WHAT IS ASKED —
Go through the material and pull out every line with the string "content" in it.

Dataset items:
»»

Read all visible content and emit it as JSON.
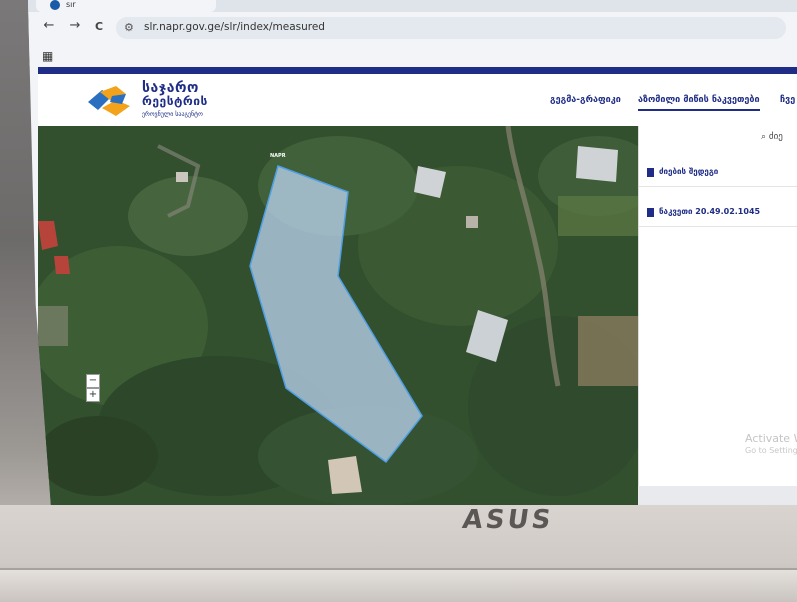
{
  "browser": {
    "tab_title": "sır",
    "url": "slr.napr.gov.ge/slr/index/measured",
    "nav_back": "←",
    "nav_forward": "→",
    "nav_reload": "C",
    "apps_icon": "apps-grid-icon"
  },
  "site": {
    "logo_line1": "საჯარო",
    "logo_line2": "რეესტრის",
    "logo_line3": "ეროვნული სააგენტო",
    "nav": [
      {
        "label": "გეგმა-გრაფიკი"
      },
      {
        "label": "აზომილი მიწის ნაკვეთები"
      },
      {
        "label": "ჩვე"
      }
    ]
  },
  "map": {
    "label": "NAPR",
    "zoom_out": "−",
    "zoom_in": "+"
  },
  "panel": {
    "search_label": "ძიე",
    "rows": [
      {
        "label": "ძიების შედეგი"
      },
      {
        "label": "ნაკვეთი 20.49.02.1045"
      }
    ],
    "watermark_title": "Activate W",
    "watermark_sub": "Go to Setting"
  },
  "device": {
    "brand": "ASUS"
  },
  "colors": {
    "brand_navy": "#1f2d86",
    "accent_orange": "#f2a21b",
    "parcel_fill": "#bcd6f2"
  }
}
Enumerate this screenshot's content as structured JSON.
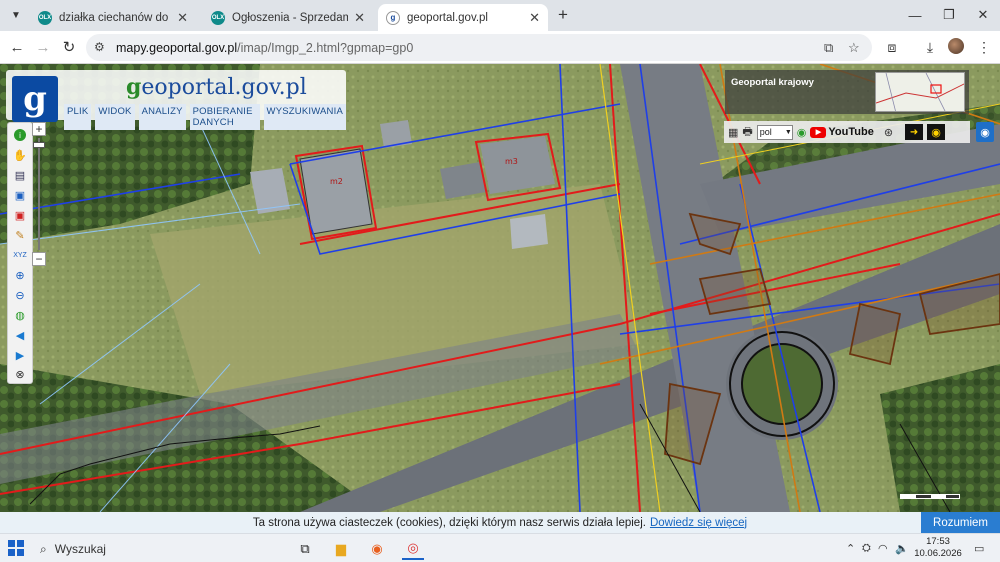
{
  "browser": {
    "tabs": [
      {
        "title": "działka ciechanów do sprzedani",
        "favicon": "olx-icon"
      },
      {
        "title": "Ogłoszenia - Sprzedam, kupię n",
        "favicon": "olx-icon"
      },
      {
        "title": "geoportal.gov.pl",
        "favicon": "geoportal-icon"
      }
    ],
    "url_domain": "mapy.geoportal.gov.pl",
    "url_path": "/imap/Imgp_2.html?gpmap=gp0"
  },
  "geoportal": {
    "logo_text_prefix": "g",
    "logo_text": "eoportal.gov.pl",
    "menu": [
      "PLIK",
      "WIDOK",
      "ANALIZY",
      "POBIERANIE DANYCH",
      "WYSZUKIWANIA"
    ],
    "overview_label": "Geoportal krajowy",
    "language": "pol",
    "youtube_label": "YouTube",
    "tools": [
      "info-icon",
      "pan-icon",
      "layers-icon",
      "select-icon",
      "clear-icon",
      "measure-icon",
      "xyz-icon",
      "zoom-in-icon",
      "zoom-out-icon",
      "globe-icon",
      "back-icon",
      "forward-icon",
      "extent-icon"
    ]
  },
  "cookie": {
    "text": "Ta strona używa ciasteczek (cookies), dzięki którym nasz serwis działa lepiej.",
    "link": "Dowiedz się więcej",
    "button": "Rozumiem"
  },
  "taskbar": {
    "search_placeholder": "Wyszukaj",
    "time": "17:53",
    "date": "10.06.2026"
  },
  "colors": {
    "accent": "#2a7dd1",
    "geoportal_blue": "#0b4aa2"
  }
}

««

ANSWER TO THIS EXERCISE —
Read all visible content and emit it as JSON.
Enumerate this screenshot's content as structured JSON.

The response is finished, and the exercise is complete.